Make an exact copy of the lines, leaving the pictures out.

[Dataset items]

....

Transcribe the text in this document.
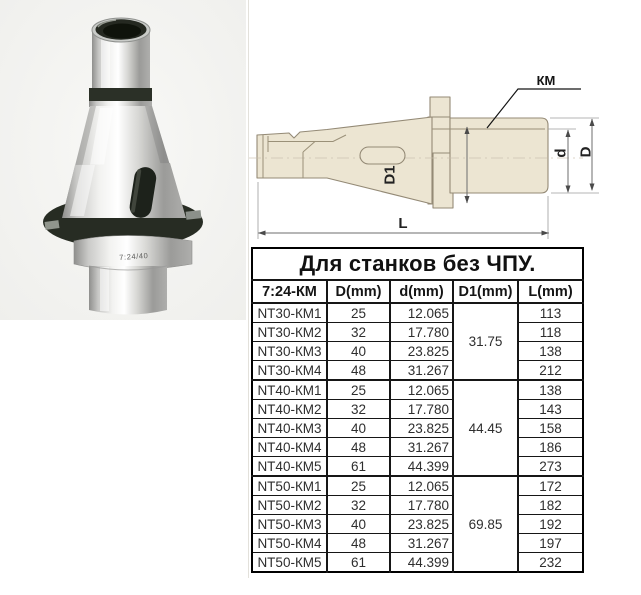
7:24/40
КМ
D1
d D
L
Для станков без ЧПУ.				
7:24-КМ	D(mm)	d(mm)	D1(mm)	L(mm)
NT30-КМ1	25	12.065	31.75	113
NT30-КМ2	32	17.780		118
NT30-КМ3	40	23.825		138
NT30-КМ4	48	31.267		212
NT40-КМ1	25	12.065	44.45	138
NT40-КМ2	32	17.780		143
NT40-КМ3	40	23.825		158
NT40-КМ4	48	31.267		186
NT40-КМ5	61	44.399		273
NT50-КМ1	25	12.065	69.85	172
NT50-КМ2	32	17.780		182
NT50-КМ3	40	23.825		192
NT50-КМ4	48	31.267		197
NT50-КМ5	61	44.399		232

....

- [Answer]:
Transcribe the text in this document.
7:24/40
КМ
D1
d D
L
Для станков без ЧПУ.				
7:24-КМ	D(mm)	d(mm)	D1(mm)	L(mm)
NT30-КМ1	25	12.065	31.75	113
NT30-КМ2	32	17.780		118
NT30-КМ3	40	23.825		138
NT30-КМ4	48	31.267		212
NT40-КМ1	25	12.065	44.45	138
NT40-КМ2	32	17.780		143
NT40-КМ3	40	23.825		158
NT40-КМ4	48	31.267		186
NT40-КМ5	61	44.399		273
NT50-КМ1	25	12.065	69.85	172
NT50-КМ2	32	17.780		182
NT50-КМ3	40	23.825		192
NT50-КМ4	48	31.267		197
NT50-КМ5	61	44.399		232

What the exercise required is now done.